### Task material
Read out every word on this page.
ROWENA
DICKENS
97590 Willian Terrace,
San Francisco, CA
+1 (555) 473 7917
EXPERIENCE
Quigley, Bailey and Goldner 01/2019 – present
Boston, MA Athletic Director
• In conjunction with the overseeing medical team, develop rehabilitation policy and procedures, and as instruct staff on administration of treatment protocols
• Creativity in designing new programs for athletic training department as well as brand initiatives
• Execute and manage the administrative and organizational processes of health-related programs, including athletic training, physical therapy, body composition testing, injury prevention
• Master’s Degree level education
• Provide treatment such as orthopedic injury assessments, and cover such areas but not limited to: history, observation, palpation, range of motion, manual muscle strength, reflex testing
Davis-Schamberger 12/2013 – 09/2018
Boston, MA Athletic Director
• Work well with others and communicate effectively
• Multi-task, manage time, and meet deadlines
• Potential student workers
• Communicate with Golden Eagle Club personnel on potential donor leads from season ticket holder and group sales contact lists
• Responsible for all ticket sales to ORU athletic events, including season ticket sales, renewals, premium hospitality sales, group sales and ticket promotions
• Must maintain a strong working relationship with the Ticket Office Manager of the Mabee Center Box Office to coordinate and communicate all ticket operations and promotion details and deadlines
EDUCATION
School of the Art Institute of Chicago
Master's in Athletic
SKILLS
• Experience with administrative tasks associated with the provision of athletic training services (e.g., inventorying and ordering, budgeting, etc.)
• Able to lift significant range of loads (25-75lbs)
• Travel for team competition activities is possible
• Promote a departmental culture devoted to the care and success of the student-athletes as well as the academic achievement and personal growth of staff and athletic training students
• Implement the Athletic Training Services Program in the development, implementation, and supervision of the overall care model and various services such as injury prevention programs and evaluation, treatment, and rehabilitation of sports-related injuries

### Written request
Repeat every record exactly as written, please.

### Correct response
Read out every word on this page.
ROWENA
DICKENS
97590 Willian Terrace,
San Francisco, CA
+1 (555) 473 7917
EXPERIENCE
Quigley, Bailey and Goldner 01/2019 – present
Boston, MA Athletic Director
• In conjunction with the overseeing medical team, develop rehabilitation policy and procedures, and as instruct staff on administration of treatment protocols
• Creativity in designing new programs for athletic training department as well as brand initiatives
• Execute and manage the administrative and organizational processes of health-related programs, including athletic training, physical therapy, body composition testing, injury prevention
• Master’s Degree level education
• Provide treatment such as orthopedic injury assessments, and cover such areas but not limited to: history, observation, palpation, range of motion, manual muscle strength, reflex testing
Davis-Schamberger 12/2013 – 09/2018
Boston, MA Athletic Director
• Work well with others and communicate effectively
• Multi-task, manage time, and meet deadlines
• Potential student workers
• Communicate with Golden Eagle Club personnel on potential donor leads from season ticket holder and group sales contact lists
• Responsible for all ticket sales to ORU athletic events, including season ticket sales, renewals, premium hospitality sales, group sales and ticket promotions
• Must maintain a strong working relationship with the Ticket Office Manager of the Mabee Center Box Office to coordinate and communicate all ticket operations and promotion details and deadlines
EDUCATION
School of the Art Institute of Chicago
Master's in Athletic
SKILLS
• Experience with administrative tasks associated with the provision of athletic training services (e.g., inventorying and ordering, budgeting, etc.)
• Able to lift significant range of loads (25-75lbs)
• Travel for team competition activities is possible
• Promote a departmental culture devoted to the care and success of the student-athletes as well as the academic achievement and personal growth of staff and athletic training students
• Implement the Athletic Training Services Program in the development, implementation, and supervision of the overall care model and various services such as injury prevention programs and evaluation, treatment, and rehabilitation of sports-related injuries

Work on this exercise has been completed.